Task details: Which lines hold the word "Technology"? Copy each of them from the material.

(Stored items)
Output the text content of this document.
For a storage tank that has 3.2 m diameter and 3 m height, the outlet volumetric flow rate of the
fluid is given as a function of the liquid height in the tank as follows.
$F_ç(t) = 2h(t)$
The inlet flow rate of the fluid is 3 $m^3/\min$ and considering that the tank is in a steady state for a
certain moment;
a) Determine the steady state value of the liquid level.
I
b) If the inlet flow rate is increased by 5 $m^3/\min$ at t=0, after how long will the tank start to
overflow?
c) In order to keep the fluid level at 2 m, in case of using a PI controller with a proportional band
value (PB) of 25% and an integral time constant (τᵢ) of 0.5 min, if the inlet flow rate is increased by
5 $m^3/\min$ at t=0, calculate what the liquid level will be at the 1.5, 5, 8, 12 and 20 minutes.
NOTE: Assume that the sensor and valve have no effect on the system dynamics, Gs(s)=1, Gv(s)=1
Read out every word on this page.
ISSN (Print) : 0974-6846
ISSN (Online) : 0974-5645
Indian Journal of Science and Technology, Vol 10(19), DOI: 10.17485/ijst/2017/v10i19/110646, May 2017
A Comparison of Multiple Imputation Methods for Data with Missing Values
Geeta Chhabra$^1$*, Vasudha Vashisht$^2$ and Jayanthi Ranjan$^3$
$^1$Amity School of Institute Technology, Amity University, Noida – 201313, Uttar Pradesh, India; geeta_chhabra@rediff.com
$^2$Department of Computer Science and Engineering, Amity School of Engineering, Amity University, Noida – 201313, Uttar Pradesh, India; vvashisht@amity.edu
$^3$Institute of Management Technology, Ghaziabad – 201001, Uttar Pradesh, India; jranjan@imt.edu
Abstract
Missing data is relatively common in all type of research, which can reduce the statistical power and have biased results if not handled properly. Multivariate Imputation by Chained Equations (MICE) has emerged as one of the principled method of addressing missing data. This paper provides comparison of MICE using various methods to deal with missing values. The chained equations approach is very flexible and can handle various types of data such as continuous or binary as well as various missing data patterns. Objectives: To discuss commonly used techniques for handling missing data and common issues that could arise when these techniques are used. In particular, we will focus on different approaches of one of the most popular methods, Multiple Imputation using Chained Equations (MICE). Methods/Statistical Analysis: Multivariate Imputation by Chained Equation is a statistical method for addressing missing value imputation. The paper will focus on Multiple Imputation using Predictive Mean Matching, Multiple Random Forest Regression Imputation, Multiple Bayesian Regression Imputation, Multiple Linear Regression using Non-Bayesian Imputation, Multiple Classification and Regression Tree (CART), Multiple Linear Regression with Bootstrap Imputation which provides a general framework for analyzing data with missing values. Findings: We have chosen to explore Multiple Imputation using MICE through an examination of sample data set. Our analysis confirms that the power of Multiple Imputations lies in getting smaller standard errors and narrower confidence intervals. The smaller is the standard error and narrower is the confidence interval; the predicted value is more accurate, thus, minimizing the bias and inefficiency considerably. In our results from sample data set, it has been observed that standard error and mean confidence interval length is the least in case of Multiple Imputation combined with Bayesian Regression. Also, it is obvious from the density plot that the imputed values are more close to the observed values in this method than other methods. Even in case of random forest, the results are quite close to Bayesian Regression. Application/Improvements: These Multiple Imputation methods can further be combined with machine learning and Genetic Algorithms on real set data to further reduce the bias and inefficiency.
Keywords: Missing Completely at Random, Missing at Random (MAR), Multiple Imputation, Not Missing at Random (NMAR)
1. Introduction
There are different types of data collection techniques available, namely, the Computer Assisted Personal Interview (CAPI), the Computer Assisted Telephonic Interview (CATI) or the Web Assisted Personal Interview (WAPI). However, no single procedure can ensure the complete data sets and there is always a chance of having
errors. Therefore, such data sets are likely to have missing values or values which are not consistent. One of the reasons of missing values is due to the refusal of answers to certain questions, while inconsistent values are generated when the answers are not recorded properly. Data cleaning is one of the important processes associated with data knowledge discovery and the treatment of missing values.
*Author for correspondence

Written reply:
Indian Journal of Science and Technology, Vol 10(19), DOI: 10.17485/ijst/2017/v10i19/110646, May 2017
$^1$Amity School of Institute Technology, Amity University, Noida – 201313, Uttar Pradesh, India; geeta_chhabra@rediff.com
$^3$Institute of Management Technology, Ghaziabad – 201001, Uttar Pradesh, India; jranjan@imt.edu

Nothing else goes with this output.